◆ Written exercise ◆
From the entries that follow, extract each line holding the string "horizontal".

===

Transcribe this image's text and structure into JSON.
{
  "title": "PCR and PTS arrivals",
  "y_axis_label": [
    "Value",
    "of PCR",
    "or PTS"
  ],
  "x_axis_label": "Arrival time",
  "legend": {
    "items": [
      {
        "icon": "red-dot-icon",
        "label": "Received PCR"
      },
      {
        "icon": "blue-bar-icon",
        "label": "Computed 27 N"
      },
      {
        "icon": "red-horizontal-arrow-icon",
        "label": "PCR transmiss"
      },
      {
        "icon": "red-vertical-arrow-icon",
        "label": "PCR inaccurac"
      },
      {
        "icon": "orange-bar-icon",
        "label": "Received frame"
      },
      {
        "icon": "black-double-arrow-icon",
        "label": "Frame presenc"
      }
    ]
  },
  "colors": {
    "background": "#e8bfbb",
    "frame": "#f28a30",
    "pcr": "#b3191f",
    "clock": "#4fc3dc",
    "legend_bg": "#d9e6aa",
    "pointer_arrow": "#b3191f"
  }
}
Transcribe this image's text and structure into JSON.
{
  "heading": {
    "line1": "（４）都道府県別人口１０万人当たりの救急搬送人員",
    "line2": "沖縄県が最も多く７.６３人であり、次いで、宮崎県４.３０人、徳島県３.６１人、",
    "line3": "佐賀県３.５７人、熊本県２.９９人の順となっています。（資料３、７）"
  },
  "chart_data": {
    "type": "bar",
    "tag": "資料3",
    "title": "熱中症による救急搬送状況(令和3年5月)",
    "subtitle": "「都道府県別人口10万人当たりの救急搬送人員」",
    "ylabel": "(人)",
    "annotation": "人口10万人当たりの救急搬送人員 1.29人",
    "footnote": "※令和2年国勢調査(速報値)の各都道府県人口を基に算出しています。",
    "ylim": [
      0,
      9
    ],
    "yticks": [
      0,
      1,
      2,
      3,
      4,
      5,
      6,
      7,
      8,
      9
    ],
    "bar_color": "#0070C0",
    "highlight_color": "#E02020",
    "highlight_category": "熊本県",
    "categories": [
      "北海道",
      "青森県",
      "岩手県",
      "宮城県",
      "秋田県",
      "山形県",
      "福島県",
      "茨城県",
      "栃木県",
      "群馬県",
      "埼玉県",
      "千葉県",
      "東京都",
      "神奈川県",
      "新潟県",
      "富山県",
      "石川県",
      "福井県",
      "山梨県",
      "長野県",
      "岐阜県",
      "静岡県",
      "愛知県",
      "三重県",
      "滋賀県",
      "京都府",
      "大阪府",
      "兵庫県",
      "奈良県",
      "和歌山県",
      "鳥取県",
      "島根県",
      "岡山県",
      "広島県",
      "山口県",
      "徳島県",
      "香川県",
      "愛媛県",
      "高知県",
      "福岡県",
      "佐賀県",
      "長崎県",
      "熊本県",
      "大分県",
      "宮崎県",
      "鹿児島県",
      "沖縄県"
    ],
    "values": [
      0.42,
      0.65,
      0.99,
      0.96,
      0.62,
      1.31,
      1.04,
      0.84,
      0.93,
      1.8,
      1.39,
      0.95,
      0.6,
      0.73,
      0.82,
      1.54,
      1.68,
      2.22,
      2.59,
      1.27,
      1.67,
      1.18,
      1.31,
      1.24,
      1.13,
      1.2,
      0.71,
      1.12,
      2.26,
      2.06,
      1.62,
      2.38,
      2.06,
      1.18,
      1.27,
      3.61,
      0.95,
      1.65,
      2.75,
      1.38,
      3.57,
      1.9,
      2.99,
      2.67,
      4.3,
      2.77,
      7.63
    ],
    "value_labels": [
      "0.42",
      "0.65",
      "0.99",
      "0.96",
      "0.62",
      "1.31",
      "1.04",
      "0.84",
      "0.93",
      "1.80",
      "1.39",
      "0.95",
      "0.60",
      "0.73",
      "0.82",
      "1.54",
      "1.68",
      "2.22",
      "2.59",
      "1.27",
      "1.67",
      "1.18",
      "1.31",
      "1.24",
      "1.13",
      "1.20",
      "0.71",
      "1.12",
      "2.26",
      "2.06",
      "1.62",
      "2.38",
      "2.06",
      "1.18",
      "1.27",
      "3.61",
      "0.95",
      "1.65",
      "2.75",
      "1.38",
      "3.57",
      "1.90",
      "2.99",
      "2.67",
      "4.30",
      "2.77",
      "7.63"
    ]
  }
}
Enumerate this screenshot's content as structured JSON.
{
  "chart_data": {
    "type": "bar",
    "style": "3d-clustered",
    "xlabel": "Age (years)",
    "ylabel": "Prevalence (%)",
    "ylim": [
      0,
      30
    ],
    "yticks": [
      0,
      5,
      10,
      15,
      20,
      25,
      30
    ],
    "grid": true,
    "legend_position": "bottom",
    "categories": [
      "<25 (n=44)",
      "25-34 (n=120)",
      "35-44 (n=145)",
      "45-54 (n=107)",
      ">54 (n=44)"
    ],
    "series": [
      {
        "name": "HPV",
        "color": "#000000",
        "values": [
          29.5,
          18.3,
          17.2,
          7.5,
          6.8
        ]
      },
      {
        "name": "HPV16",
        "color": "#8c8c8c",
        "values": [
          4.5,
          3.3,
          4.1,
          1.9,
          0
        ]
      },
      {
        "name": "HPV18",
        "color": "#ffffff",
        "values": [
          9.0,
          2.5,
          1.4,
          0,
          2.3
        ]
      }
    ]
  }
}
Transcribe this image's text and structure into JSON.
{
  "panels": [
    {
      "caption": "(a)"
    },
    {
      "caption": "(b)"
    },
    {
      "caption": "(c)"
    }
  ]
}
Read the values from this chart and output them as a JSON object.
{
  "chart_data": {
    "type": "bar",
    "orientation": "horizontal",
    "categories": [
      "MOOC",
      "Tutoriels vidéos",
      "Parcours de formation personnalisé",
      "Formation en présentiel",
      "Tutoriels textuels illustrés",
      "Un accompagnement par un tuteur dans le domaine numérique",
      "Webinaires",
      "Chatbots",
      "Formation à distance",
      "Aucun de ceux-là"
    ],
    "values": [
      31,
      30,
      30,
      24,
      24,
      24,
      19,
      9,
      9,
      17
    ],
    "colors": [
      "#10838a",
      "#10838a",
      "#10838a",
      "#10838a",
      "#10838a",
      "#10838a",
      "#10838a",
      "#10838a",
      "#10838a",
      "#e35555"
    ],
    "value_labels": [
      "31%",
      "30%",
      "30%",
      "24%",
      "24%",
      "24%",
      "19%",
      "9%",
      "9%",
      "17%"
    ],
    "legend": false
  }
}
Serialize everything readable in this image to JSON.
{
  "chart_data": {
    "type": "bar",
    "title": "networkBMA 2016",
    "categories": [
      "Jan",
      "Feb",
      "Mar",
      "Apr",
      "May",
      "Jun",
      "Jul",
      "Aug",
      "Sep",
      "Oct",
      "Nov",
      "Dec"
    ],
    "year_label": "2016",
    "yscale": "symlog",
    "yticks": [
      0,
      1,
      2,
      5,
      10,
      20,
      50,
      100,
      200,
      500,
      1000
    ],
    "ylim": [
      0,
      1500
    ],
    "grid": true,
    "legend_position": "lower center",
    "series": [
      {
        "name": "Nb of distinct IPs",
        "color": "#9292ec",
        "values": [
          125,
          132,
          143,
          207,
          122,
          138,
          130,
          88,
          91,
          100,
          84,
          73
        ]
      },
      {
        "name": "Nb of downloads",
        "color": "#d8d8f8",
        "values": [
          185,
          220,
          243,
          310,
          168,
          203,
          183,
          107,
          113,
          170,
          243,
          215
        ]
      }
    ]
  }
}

===

◆ The response ◆
        "icon": "red-horizontal-arrow-icon",
    "orientation": "horizontal",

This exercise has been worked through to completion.